Assigned task
Write out the whole mailing-list post about the EP93xx SPI driver word for word.

[spi-devel-general] [PATCH v4 1/2] spi: implemented driver for Cirrus EP93xx SPI controller
Martin Guy
martinwguy at gmail.com
Mon Apr 26 10:35:35 EDT 2010
On 4/25/10, H Hartley Sweeten <hartleys at visionengravers.com> wrote:
> During the 512+2+1 message that is sent when the mmc_spi driver is
> doing a block read, the 512 byte transfer goes like this:
>
> 1) 8 writes, prime the tx fifo
> SFRMOUT asserts when the first bit of the first byte starts
> transmitting
> 2) Interrupt
> 3) 8 reads, we must have emptied the tx fifo and filled the rx fifo
> SFRMOUT de-asserts after the the last bit of the last byte is
> received
Are you printk-ing the diagnostics in the irq routine?
If so, that slows it down enough to ensure every 8-word block underruns.
Here are stats for 512-word transfers from SD card at 3.7 MHz; figures are
number of underruns/total number of reads and the distribution of
words read per interrupt [0..8], collected during the transfer and
printed once the transfer is over)
1/102 [1,0,2,0,0,100,0,0,1]
1/102 [1,0,2,0,0,100,0,0,1]
1/102 [1,0,2,0,0,100,0,0,1]
2/104 [1,1,0,2,21,76,3,1,2]
3/102 [1,1,1,1,11,85,1,1,3]
4/100 [1,0,1,1,7,83,3,2,4]
while 1- and 2-word transfers seem to be caught on the second interrupt.

Dataset excerpts
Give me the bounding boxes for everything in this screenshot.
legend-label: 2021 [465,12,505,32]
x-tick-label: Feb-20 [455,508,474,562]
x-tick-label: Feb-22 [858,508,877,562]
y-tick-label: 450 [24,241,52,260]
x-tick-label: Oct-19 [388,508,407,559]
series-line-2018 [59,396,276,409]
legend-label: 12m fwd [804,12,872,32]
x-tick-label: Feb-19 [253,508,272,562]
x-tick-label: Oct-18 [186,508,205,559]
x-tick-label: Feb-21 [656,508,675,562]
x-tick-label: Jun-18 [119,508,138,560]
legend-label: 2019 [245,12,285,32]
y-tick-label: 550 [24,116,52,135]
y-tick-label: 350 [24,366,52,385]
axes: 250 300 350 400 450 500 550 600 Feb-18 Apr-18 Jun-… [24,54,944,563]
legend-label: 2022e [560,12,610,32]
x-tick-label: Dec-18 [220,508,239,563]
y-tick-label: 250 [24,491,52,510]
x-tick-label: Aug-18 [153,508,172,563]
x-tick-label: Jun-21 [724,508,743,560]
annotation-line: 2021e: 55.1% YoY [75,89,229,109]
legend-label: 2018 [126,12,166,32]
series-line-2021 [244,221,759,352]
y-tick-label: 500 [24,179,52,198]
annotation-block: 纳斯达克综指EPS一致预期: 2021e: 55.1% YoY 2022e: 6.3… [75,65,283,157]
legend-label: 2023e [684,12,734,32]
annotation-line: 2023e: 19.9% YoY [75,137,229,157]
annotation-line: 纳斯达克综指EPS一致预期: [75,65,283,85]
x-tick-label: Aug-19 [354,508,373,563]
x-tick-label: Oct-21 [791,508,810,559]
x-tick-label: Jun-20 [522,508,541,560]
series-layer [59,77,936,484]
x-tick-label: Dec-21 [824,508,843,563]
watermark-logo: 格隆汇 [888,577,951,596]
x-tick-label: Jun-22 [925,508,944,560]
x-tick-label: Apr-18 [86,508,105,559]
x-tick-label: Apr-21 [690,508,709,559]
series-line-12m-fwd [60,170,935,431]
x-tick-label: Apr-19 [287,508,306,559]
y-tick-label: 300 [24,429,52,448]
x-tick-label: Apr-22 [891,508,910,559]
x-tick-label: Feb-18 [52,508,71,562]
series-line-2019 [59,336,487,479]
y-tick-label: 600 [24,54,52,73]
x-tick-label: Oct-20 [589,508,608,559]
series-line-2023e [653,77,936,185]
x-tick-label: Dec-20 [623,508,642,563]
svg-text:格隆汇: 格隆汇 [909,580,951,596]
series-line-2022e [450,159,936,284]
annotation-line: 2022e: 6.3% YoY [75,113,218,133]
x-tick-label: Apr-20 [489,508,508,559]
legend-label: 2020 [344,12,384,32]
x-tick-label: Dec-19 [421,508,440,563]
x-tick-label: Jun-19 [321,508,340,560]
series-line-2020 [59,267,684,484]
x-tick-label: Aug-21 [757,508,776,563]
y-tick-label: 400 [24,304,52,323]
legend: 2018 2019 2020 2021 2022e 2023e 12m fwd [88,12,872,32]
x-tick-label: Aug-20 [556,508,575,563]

Task response
[spi-devel-general] [PATCH v4 1/2] spi: implemented driver for Cirrus EP93xx SPI controller
Martin Guy
martinwguy at gmail.com
Mon Apr 26 10:35:35 EDT 2010
On 4/25/10, H Hartley Sweeten <hartleys at visionengravers.com> wrote:
> During the 512+2+1 message that is sent when the mmc_spi driver is
> doing a block read, the 512 byte transfer goes like this:
>
> 1) 8 writes, prime the tx fifo
> SFRMOUT asserts when the first bit of the first byte starts
> transmitting
> 2) Interrupt
> 3) 8 reads, we must have emptied the tx fifo and filled the rx fifo
> SFRMOUT de-asserts after the the last bit of the last byte is
> received
Are you printk-ing the diagnostics in the irq routine?
If so, that slows it down enough to ensure every 8-word block underruns.
Here are stats for 512-word transfers from SD card at 3.7 MHz; figures are
number of underruns/total number of reads and the distribution of
words read per interrupt [0..8], collected during the transfer and
printed once the transfer is over)
1/102 [1,0,2,0,0,100,0,0,1]
1/102 [1,0,2,0,0,100,0,0,1]
1/102 [1,0,2,0,0,100,0,0,1]
2/104 [1,1,0,2,21,76,3,1,2]
3/102 [1,1,1,1,11,85,1,1,3]
4/100 [1,0,1,1,7,83,3,2,4]
while 1- and 2-word transfers seem to be caught on the second interrupt.